[Stored dataset items]
---

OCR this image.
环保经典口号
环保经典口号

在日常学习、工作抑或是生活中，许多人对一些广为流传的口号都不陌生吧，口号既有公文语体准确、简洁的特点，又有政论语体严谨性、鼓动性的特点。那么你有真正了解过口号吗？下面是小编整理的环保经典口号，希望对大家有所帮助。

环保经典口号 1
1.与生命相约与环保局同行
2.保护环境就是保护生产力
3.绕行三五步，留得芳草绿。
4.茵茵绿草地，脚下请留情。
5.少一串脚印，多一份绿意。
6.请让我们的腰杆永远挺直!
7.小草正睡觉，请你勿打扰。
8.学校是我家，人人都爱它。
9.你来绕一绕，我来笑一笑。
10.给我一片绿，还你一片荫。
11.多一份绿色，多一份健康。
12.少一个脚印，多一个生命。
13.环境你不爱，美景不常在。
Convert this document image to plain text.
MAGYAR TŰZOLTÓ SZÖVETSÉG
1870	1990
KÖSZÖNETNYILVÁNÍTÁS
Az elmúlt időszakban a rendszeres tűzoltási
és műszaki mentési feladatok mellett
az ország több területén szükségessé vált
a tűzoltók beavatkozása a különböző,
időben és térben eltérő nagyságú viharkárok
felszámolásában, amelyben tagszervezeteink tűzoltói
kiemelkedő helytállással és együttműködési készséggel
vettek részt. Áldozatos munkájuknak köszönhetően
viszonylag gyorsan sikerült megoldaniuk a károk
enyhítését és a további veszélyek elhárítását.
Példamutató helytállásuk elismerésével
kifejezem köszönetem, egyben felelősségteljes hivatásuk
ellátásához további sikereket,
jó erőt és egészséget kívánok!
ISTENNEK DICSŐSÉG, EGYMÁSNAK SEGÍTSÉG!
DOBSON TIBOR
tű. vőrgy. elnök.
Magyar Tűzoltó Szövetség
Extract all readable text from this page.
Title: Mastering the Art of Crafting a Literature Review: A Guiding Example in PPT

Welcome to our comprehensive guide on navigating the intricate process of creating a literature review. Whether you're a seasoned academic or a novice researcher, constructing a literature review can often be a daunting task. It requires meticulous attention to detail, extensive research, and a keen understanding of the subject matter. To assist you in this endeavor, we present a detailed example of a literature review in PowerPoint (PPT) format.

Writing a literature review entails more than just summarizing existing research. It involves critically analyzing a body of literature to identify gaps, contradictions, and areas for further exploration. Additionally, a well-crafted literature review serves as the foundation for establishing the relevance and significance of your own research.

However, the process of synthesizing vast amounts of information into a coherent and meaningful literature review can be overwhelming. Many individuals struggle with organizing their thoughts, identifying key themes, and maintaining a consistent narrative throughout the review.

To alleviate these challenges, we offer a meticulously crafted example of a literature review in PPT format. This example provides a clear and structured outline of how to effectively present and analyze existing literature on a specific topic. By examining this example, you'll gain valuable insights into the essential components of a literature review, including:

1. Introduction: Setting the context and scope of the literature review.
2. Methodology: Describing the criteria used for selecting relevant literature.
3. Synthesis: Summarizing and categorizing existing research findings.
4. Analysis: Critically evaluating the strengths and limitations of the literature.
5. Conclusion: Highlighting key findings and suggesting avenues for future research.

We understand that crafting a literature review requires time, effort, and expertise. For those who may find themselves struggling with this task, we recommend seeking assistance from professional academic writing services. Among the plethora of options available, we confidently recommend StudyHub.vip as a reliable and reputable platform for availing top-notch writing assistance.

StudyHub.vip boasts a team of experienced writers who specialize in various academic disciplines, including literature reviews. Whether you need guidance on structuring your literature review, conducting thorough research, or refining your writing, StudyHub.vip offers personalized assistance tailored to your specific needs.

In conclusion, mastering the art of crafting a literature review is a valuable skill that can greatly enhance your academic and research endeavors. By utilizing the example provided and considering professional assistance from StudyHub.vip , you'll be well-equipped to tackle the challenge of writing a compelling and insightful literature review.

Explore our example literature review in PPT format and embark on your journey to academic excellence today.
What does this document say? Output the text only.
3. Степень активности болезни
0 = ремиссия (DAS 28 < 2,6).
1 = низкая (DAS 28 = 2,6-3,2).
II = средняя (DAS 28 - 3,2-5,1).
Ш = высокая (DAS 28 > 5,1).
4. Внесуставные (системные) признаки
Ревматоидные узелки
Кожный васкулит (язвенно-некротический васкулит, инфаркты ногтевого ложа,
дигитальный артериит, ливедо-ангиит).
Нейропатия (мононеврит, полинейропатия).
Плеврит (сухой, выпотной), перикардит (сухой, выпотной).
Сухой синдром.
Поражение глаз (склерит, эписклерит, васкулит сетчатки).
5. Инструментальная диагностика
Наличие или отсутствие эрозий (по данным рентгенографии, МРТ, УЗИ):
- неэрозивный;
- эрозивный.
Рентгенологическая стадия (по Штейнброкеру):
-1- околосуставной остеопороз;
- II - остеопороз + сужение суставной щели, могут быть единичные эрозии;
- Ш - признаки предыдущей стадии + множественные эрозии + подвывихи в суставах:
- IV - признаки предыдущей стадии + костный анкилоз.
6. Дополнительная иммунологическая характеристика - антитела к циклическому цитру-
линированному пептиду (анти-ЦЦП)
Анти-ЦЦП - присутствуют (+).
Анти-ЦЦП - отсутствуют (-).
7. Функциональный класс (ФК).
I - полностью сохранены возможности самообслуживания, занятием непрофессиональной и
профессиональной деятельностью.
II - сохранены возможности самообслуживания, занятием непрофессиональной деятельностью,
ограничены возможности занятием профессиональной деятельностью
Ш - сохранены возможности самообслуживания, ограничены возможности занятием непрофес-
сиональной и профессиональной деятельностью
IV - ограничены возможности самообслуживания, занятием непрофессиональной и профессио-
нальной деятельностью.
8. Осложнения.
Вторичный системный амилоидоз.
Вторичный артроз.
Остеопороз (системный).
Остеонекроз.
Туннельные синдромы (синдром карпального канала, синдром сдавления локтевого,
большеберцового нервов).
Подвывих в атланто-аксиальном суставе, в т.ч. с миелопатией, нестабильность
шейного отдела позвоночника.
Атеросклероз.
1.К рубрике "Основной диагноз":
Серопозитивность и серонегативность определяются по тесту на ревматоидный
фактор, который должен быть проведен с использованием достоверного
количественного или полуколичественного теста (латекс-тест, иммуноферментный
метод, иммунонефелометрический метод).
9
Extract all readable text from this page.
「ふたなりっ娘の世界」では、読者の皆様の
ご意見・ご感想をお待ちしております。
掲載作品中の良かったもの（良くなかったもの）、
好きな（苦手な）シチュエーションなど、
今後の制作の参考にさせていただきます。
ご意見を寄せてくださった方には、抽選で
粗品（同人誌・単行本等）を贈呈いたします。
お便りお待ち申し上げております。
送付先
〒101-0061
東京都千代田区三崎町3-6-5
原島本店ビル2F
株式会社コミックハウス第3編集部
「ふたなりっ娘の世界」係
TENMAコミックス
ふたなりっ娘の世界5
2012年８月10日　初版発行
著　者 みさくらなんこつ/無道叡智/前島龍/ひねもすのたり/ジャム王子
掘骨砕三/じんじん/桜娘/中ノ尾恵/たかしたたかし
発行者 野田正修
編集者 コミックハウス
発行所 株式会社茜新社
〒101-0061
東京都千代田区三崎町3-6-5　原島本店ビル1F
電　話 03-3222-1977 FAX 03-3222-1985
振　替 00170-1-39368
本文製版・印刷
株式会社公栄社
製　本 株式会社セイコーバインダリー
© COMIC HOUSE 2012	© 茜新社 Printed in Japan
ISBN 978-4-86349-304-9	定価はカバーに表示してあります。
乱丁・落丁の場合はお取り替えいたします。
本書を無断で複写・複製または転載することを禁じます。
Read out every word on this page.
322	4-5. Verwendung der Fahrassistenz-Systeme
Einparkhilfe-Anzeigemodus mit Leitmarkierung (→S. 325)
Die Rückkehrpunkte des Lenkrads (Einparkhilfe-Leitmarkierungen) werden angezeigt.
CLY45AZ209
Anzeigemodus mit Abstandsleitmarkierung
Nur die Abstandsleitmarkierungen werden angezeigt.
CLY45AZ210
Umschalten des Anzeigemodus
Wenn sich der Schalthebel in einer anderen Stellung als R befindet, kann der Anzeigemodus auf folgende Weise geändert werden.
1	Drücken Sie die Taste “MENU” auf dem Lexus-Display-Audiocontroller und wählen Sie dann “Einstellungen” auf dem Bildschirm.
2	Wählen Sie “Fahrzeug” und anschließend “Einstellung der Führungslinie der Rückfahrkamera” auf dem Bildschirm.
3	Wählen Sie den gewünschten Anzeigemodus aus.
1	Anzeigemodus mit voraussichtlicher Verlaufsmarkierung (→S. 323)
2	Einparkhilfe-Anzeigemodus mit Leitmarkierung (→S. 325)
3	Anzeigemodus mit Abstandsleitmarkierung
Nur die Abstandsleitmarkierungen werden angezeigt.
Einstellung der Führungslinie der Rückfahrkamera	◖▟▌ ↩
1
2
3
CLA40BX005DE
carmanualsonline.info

---

▶ _Problem requirements_
Nothing but the lines from the one with "Read out every word on this page." through the end of the data above should be repeated, each exactly as it stands.

▶ _Result for this task_
Read out every word on this page.
322	4-5. Verwendung der Fahrassistenz-Systeme
Einparkhilfe-Anzeigemodus mit Leitmarkierung (→S. 325)
Die Rückkehrpunkte des Lenkrads (Einparkhilfe-Leitmarkierungen) werden angezeigt.
CLY45AZ209
Anzeigemodus mit Abstandsleitmarkierung
Nur die Abstandsleitmarkierungen werden angezeigt.
CLY45AZ210
Umschalten des Anzeigemodus
Wenn sich der Schalthebel in einer anderen Stellung als R befindet, kann der Anzeigemodus auf folgende Weise geändert werden.
1	Drücken Sie die Taste “MENU” auf dem Lexus-Display-Audiocontroller und wählen Sie dann “Einstellungen” auf dem Bildschirm.
2	Wählen Sie “Fahrzeug” und anschließend “Einstellung der Führungslinie der Rückfahrkamera” auf dem Bildschirm.
3	Wählen Sie den gewünschten Anzeigemodus aus.
1	Anzeigemodus mit voraussichtlicher Verlaufsmarkierung (→S. 323)
2	Einparkhilfe-Anzeigemodus mit Leitmarkierung (→S. 325)
3	Anzeigemodus mit Abstandsleitmarkierung
Nur die Abstandsleitmarkierungen werden angezeigt.
Einstellung der Führungslinie der Rückfahrkamera	◖▟▌ ↩
1
2
3
CLA40BX005DE
carmanualsonline.info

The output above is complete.